[Your objective] Can you output the material exactly as written, minus any pictures it holds?

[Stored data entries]
○ ○ ○

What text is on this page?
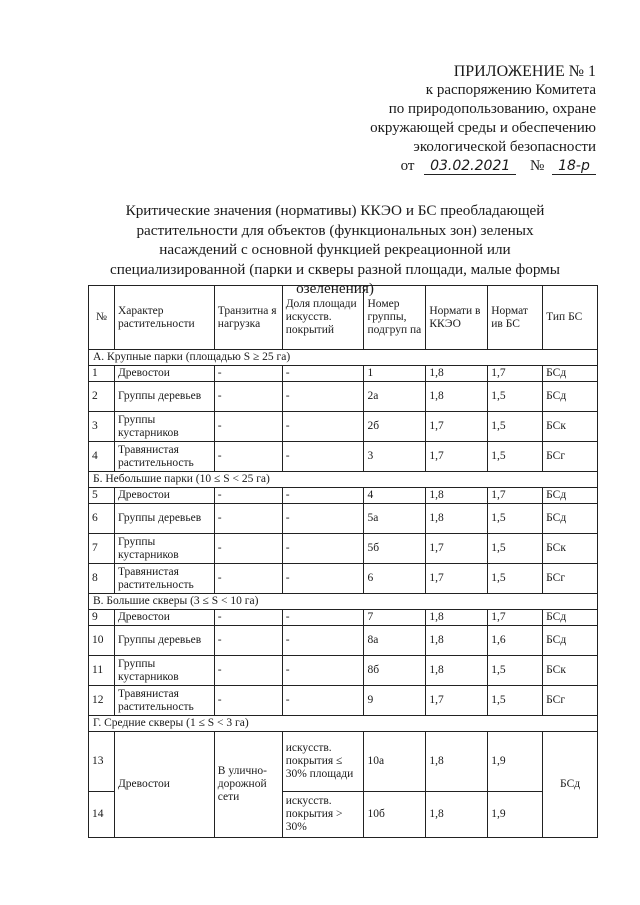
ПРИЛОЖЕНИЕ № 1
к распоряжению Комитета
по природопользованию, охране
окружающей среды и обеспечению
экологической безопасности
от 03.02.2021 № 18-р
Критические значения (нормативы) ККЭО и БС преобладающей растительности для объектов (функциональных зон) зеленых насаждений с основной функцией рекреационной или специализированной (парки и скверы разной площади, малые формы озеленения)
№	Характер растительности	Транзитна я нагрузка	Доля площади искусств. покрытий	Номер группы, подгруп па	Нормати в ККЭО	Нормат ив БС	Тип БС
А. Крупные парки (площадью S ≥ 25 га)							
1	Древостои	-	-	1	1,8	1,7	БСд
2	Группы деревьев	-	-	2а	1,8	1,5	БСд
3	Группы кустарников	-	-	2б	1,7	1,5	БСк
4	Травянистая растительность	-	-	3	1,7	1,5	БСг
Б. Небольшие парки (10 ≤ S < 25 га)							
5	Древостои	-	-	4	1,8	1,7	БСд
6	Группы деревьев	-	-	5а	1,8	1,5	БСд
7	Группы кустарников	-	-	5б	1,7	1,5	БСк
8	Травянистая растительность	-	-	6	1,7	1,5	БСг
В. Большие скверы (3 ≤ S < 10 га)							
9	Древостои	-	-	7	1,8	1,7	БСд
10	Группы деревьев	-	-	8а	1,8	1,6	БСд
11	Группы кустарников	-	-	8б	1,8	1,5	БСк
12	Травянистая растительность	-	-	9	1,7	1,5	БСг
Г. Средние скверы (1 ≤ S < 3 га)							
13	Древостои	В улично-дорожной сети	искусств. покрытия ≤ 30% площади	10а	1,8	1,9	БСд
14			искусств. покрытия > 30%	10б	1,8	1,9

○ ○ ○

[Response to the task]
What text is on this page?
ПРИЛОЖЕНИЕ № 1
к распоряжению Комитета
по природопользованию, охране
окружающей среды и обеспечению
экологической безопасности
от 03.02.2021 № 18-р
Критические значения (нормативы) ККЭО и БС преобладающей растительности для объектов (функциональных зон) зеленых насаждений с основной функцией рекреационной или специализированной (парки и скверы разной площади, малые формы озеленения)
№	Характер растительности	Транзитна я нагрузка	Доля площади искусств. покрытий	Номер группы, подгруп па	Нормати в ККЭО	Нормат ив БС	Тип БС
А. Крупные парки (площадью S ≥ 25 га)							
1	Древостои	-	-	1	1,8	1,7	БСд
2	Группы деревьев	-	-	2а	1,8	1,5	БСд
3	Группы кустарников	-	-	2б	1,7	1,5	БСк
4	Травянистая растительность	-	-	3	1,7	1,5	БСг
Б. Небольшие парки (10 ≤ S < 25 га)							
5	Древостои	-	-	4	1,8	1,7	БСд
6	Группы деревьев	-	-	5а	1,8	1,5	БСд
7	Группы кустарников	-	-	5б	1,7	1,5	БСк
8	Травянистая растительность	-	-	6	1,7	1,5	БСг
В. Большие скверы (3 ≤ S < 10 га)							
9	Древостои	-	-	7	1,8	1,7	БСд
10	Группы деревьев	-	-	8а	1,8	1,6	БСд
11	Группы кустарников	-	-	8б	1,8	1,5	БСк
12	Травянистая растительность	-	-	9	1,7	1,5	БСг
Г. Средние скверы (1 ≤ S < 3 га)							
13	Древостои	В улично-дорожной сети	искусств. покрытия ≤ 30% площади	10а	1,8	1,9	БСд
14			искусств. покрытия > 30%	10б	1,8	1,9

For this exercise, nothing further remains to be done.